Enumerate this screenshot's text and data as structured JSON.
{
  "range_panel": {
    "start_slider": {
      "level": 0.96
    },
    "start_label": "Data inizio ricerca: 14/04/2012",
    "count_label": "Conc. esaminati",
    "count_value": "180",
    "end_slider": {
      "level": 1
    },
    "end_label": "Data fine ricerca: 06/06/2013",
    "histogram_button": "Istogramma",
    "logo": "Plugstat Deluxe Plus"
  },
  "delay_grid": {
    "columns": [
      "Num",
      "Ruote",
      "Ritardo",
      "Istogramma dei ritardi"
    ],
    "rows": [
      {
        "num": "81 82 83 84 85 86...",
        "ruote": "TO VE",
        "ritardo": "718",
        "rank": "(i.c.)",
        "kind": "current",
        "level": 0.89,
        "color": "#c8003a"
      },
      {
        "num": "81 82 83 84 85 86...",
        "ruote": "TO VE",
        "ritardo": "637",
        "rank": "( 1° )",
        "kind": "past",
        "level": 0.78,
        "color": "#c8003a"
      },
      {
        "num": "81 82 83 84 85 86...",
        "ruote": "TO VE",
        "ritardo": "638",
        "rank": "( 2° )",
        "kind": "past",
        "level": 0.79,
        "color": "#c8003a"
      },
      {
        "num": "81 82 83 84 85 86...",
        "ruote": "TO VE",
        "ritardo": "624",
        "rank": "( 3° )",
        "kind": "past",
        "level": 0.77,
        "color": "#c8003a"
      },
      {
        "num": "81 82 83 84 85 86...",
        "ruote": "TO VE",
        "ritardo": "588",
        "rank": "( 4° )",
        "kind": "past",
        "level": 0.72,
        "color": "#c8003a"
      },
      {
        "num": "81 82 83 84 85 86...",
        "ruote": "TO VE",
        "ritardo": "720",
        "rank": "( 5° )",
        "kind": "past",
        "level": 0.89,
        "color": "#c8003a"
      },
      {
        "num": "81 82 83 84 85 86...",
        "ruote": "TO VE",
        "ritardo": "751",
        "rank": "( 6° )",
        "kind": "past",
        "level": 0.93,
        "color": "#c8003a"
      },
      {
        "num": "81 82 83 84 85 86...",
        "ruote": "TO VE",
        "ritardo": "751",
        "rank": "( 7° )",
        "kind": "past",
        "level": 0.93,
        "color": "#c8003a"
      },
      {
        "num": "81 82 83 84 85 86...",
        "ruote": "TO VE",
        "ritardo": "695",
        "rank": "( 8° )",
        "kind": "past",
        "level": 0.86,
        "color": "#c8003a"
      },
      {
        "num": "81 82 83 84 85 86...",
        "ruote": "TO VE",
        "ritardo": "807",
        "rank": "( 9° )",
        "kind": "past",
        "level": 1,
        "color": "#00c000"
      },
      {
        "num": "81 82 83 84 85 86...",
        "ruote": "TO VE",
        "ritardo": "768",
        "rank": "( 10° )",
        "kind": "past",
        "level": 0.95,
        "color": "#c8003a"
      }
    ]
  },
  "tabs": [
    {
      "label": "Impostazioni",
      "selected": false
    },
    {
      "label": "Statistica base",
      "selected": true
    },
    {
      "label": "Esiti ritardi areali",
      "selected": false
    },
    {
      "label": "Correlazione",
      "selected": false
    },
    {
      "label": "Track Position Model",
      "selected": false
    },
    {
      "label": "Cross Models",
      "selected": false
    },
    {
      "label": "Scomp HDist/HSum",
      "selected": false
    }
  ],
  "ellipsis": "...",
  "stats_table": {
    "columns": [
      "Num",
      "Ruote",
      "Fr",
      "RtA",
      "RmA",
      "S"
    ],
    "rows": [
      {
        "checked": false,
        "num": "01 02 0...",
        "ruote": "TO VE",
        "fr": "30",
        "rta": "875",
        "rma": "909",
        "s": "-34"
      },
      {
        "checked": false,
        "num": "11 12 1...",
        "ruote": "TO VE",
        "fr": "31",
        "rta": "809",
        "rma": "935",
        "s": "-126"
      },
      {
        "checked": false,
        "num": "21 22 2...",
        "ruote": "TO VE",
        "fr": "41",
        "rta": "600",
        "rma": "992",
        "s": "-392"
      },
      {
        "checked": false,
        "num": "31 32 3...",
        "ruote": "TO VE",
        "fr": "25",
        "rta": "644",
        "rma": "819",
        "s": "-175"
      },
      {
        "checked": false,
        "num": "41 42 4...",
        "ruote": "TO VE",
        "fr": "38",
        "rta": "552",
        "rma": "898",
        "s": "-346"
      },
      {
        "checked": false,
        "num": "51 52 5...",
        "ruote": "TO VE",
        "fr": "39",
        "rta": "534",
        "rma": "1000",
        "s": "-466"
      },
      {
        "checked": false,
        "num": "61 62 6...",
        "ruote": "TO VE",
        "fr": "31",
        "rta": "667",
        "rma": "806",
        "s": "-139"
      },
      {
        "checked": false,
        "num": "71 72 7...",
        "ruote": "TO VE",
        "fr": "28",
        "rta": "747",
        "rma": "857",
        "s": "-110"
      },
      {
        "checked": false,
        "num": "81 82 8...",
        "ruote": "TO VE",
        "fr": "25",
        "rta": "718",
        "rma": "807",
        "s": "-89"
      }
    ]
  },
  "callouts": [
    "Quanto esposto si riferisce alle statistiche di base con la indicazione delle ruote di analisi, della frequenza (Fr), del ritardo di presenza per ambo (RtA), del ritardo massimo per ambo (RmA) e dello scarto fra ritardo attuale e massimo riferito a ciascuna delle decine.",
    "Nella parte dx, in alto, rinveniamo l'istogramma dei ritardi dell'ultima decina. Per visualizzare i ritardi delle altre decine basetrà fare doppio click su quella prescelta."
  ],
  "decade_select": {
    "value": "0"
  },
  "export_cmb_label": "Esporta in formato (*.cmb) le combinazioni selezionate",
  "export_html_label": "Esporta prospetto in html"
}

Requirement
Quote the entire listing above exactly.

Exercise answer
Enumerate this screenshot's text and data as structured JSON.
{
  "range_panel": {
    "start_slider": {
      "level": 0.96
    },
    "start_label": "Data inizio ricerca: 14/04/2012",
    "count_label": "Conc. esaminati",
    "count_value": "180",
    "end_slider": {
      "level": 1
    },
    "end_label": "Data fine ricerca: 06/06/2013",
    "histogram_button": "Istogramma",
    "logo": "Plugstat Deluxe Plus"
  },
  "delay_grid": {
    "columns": [
      "Num",
      "Ruote",
      "Ritardo",
      "Istogramma dei ritardi"
    ],
    "rows": [
      {
        "num": "81 82 83 84 85 86...",
        "ruote": "TO VE",
        "ritardo": "718",
        "rank": "(i.c.)",
        "kind": "current",
        "level": 0.89,
        "color": "#c8003a"
      },
      {
        "num": "81 82 83 84 85 86...",
        "ruote": "TO VE",
        "ritardo": "637",
        "rank": "( 1° )",
        "kind": "past",
        "level": 0.78,
        "color": "#c8003a"
      },
      {
        "num": "81 82 83 84 85 86...",
        "ruote": "TO VE",
        "ritardo": "638",
        "rank": "( 2° )",
        "kind": "past",
        "level": 0.79,
        "color": "#c8003a"
      },
      {
        "num": "81 82 83 84 85 86...",
        "ruote": "TO VE",
        "ritardo": "624",
        "rank": "( 3° )",
        "kind": "past",
        "level": 0.77,
        "color": "#c8003a"
      },
      {
        "num": "81 82 83 84 85 86...",
        "ruote": "TO VE",
        "ritardo": "588",
        "rank": "( 4° )",
        "kind": "past",
        "level": 0.72,
        "color": "#c8003a"
      },
      {
        "num": "81 82 83 84 85 86...",
        "ruote": "TO VE",
        "ritardo": "720",
        "rank": "( 5° )",
        "kind": "past",
        "level": 0.89,
        "color": "#c8003a"
      },
      {
        "num": "81 82 83 84 85 86...",
        "ruote": "TO VE",
        "ritardo": "751",
        "rank": "( 6° )",
        "kind": "past",
        "level": 0.93,
        "color": "#c8003a"
      },
      {
        "num": "81 82 83 84 85 86...",
        "ruote": "TO VE",
        "ritardo": "751",
        "rank": "( 7° )",
        "kind": "past",
        "level": 0.93,
        "color": "#c8003a"
      },
      {
        "num": "81 82 83 84 85 86...",
        "ruote": "TO VE",
        "ritardo": "695",
        "rank": "( 8° )",
        "kind": "past",
        "level": 0.86,
        "color": "#c8003a"
      },
      {
        "num": "81 82 83 84 85 86...",
        "ruote": "TO VE",
        "ritardo": "807",
        "rank": "( 9° )",
        "kind": "past",
        "level": 1,
        "color": "#00c000"
      },
      {
        "num": "81 82 83 84 85 86...",
        "ruote": "TO VE",
        "ritardo": "768",
        "rank": "( 10° )",
        "kind": "past",
        "level": 0.95,
        "color": "#c8003a"
      }
    ]
  },
  "tabs": [
    {
      "label": "Impostazioni",
      "selected": false
    },
    {
      "label": "Statistica base",
      "selected": true
    },
    {
      "label": "Esiti ritardi areali",
      "selected": false
    },
    {
      "label": "Correlazione",
      "selected": false
    },
    {
      "label": "Track Position Model",
      "selected": false
    },
    {
      "label": "Cross Models",
      "selected": false
    },
    {
      "label": "Scomp HDist/HSum",
      "selected": false
    }
  ],
  "ellipsis": "...",
  "stats_table": {
    "columns": [
      "Num",
      "Ruote",
      "Fr",
      "RtA",
      "RmA",
      "S"
    ],
    "rows": [
      {
        "checked": false,
        "num": "01 02 0...",
        "ruote": "TO VE",
        "fr": "30",
        "rta": "875",
        "rma": "909",
        "s": "-34"
      },
      {
        "checked": false,
        "num": "11 12 1...",
        "ruote": "TO VE",
        "fr": "31",
        "rta": "809",
        "rma": "935",
        "s": "-126"
      },
      {
        "checked": false,
        "num": "21 22 2...",
        "ruote": "TO VE",
        "fr": "41",
        "rta": "600",
        "rma": "992",
        "s": "-392"
      },
      {
        "checked": false,
        "num": "31 32 3...",
        "ruote": "TO VE",
        "fr": "25",
        "rta": "644",
        "rma": "819",
        "s": "-175"
      },
      {
        "checked": false,
        "num": "41 42 4...",
        "ruote": "TO VE",
        "fr": "38",
        "rta": "552",
        "rma": "898",
        "s": "-346"
      },
      {
        "checked": false,
        "num": "51 52 5...",
        "ruote": "TO VE",
        "fr": "39",
        "rta": "534",
        "rma": "1000",
        "s": "-466"
      },
      {
        "checked": false,
        "num": "61 62 6...",
        "ruote": "TO VE",
        "fr": "31",
        "rta": "667",
        "rma": "806",
        "s": "-139"
      },
      {
        "checked": false,
        "num": "71 72 7...",
        "ruote": "TO VE",
        "fr": "28",
        "rta": "747",
        "rma": "857",
        "s": "-110"
      },
      {
        "checked": false,
        "num": "81 82 8...",
        "ruote": "TO VE",
        "fr": "25",
        "rta": "718",
        "rma": "807",
        "s": "-89"
      }
    ]
  },
  "callouts": [
    "Quanto esposto si riferisce alle statistiche di base con la indicazione delle ruote di analisi, della frequenza (Fr), del ritardo di presenza per ambo (RtA), del ritardo massimo per ambo (RmA) e dello scarto fra ritardo attuale e massimo riferito a ciascuna delle decine.",
    "Nella parte dx, in alto, rinveniamo l'istogramma dei ritardi dell'ultima decina. Per visualizzare i ritardi delle altre decine basetrà fare doppio click su quella prescelta."
  ],
  "decade_select": {
    "value": "0"
  },
  "export_cmb_label": "Esporta in formato (*.cmb) le combinazioni selezionate",
  "export_html_label": "Esporta prospetto in html"
}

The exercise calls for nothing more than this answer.